Return the listing below verbatim. Pictures do not belong in the copy.

-------- Records to use --------

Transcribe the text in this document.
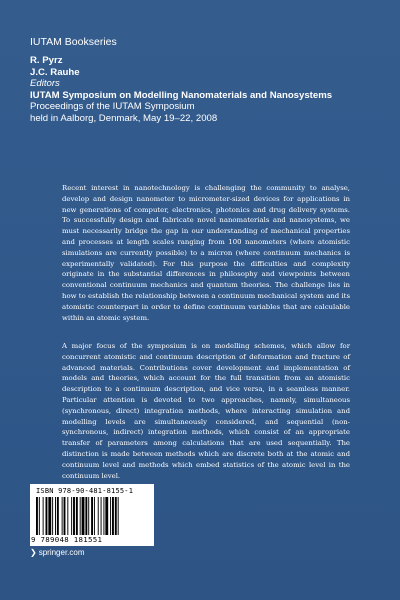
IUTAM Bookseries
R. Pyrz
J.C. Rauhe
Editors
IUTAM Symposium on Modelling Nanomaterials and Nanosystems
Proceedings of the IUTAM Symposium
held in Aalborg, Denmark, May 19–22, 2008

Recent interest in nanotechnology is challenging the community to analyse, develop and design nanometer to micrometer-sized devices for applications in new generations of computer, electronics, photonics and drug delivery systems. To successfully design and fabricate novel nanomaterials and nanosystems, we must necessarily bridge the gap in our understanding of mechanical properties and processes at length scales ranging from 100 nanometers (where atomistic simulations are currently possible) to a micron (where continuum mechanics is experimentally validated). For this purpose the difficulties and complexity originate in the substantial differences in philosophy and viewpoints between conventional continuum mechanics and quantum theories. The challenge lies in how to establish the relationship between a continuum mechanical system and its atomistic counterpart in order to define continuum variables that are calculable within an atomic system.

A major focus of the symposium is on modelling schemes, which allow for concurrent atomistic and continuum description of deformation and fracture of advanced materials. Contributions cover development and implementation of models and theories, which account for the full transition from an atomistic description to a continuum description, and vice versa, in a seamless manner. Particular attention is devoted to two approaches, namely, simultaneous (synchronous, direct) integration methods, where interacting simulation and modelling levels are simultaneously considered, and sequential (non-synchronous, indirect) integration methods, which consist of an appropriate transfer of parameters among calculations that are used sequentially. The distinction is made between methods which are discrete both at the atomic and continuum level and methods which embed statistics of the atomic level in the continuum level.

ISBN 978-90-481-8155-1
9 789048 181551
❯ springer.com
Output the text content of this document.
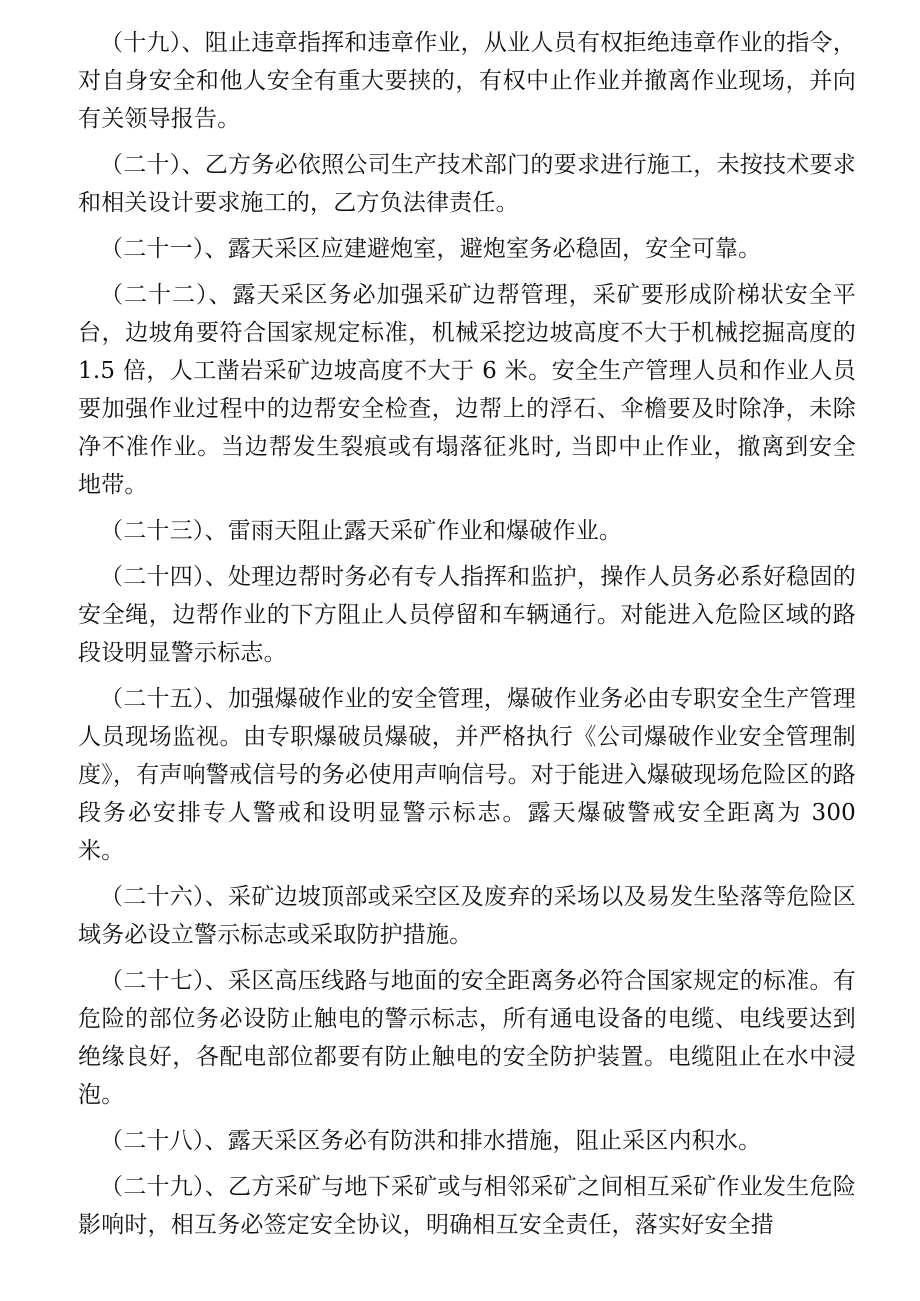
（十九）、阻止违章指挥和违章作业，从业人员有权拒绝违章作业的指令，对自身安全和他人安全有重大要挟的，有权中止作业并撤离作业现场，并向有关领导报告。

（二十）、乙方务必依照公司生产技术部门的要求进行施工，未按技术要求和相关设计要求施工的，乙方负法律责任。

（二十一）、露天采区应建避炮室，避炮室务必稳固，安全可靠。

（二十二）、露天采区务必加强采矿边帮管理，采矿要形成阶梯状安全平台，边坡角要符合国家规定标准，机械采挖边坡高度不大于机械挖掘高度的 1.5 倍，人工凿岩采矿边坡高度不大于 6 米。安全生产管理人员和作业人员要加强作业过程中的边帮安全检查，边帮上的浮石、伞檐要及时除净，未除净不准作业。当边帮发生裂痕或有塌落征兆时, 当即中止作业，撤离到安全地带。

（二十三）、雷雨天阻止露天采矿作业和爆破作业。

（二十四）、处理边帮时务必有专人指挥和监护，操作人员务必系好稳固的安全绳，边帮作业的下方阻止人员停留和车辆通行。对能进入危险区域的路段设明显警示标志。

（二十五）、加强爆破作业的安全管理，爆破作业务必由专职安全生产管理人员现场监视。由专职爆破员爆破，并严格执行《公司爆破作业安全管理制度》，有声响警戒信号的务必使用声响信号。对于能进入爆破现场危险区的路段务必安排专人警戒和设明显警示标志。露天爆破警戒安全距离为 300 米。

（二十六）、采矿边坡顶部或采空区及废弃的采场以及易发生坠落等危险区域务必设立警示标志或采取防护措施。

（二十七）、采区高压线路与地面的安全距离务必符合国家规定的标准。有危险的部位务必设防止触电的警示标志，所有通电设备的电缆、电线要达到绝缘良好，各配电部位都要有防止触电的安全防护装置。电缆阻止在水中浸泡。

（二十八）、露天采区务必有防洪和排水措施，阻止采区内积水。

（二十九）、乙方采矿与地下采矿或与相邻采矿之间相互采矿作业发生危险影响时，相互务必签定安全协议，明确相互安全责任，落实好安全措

--------

**The output:**
Transcribe the text in this document.
IUTAM Bookseries
R. Pyrz
J.C. Rauhe
Editors
IUTAM Symposium on Modelling Nanomaterials and Nanosystems
Proceedings of the IUTAM Symposium
held in Aalborg, Denmark, May 19–22, 2008

Recent interest in nanotechnology is challenging the community to analyse, develop and design nanometer to micrometer-sized devices for applications in new generations of computer, electronics, photonics and drug delivery systems. To successfully design and fabricate novel nanomaterials and nanosystems, we must necessarily bridge the gap in our understanding of mechanical properties and processes at length scales ranging from 100 nanometers (where atomistic simulations are currently possible) to a micron (where continuum mechanics is experimentally validated). For this purpose the difficulties and complexity originate in the substantial differences in philosophy and viewpoints between conventional continuum mechanics and quantum theories. The challenge lies in how to establish the relationship between a continuum mechanical system and its atomistic counterpart in order to define continuum variables that are calculable within an atomic system.

A major focus of the symposium is on modelling schemes, which allow for concurrent atomistic and continuum description of deformation and fracture of advanced materials. Contributions cover development and implementation of models and theories, which account for the full transition from an atomistic description to a continuum description, and vice versa, in a seamless manner. Particular attention is devoted to two approaches, namely, simultaneous (synchronous, direct) integration methods, where interacting simulation and modelling levels are simultaneously considered, and sequential (non-synchronous, indirect) integration methods, which consist of an appropriate transfer of parameters among calculations that are used sequentially. The distinction is made between methods which are discrete both at the atomic and continuum level and methods which embed statistics of the atomic level in the continuum level.

ISBN 978-90-481-8155-1
9 789048 181551
❯ springer.com
Output the text content of this document.
（十九）、阻止违章指挥和违章作业，从业人员有权拒绝违章作业的指令，对自身安全和他人安全有重大要挟的，有权中止作业并撤离作业现场，并向有关领导报告。

（二十）、乙方务必依照公司生产技术部门的要求进行施工，未按技术要求和相关设计要求施工的，乙方负法律责任。

（二十一）、露天采区应建避炮室，避炮室务必稳固，安全可靠。

（二十二）、露天采区务必加强采矿边帮管理，采矿要形成阶梯状安全平台，边坡角要符合国家规定标准，机械采挖边坡高度不大于机械挖掘高度的 1.5 倍，人工凿岩采矿边坡高度不大于 6 米。安全生产管理人员和作业人员要加强作业过程中的边帮安全检查，边帮上的浮石、伞檐要及时除净，未除净不准作业。当边帮发生裂痕或有塌落征兆时, 当即中止作业，撤离到安全地带。

（二十三）、雷雨天阻止露天采矿作业和爆破作业。

（二十四）、处理边帮时务必有专人指挥和监护，操作人员务必系好稳固的安全绳，边帮作业的下方阻止人员停留和车辆通行。对能进入危险区域的路段设明显警示标志。

（二十五）、加强爆破作业的安全管理，爆破作业务必由专职安全生产管理人员现场监视。由专职爆破员爆破，并严格执行《公司爆破作业安全管理制度》，有声响警戒信号的务必使用声响信号。对于能进入爆破现场危险区的路段务必安排专人警戒和设明显警示标志。露天爆破警戒安全距离为 300 米。

（二十六）、采矿边坡顶部或采空区及废弃的采场以及易发生坠落等危险区域务必设立警示标志或采取防护措施。

（二十七）、采区高压线路与地面的安全距离务必符合国家规定的标准。有危险的部位务必设防止触电的警示标志，所有通电设备的电缆、电线要达到绝缘良好，各配电部位都要有防止触电的安全防护装置。电缆阻止在水中浸泡。

（二十八）、露天采区务必有防洪和排水措施，阻止采区内积水。

（二十九）、乙方采矿与地下采矿或与相邻采矿之间相互采矿作业发生危险影响时，相互务必签定安全协议，明确相互安全责任，落实好安全措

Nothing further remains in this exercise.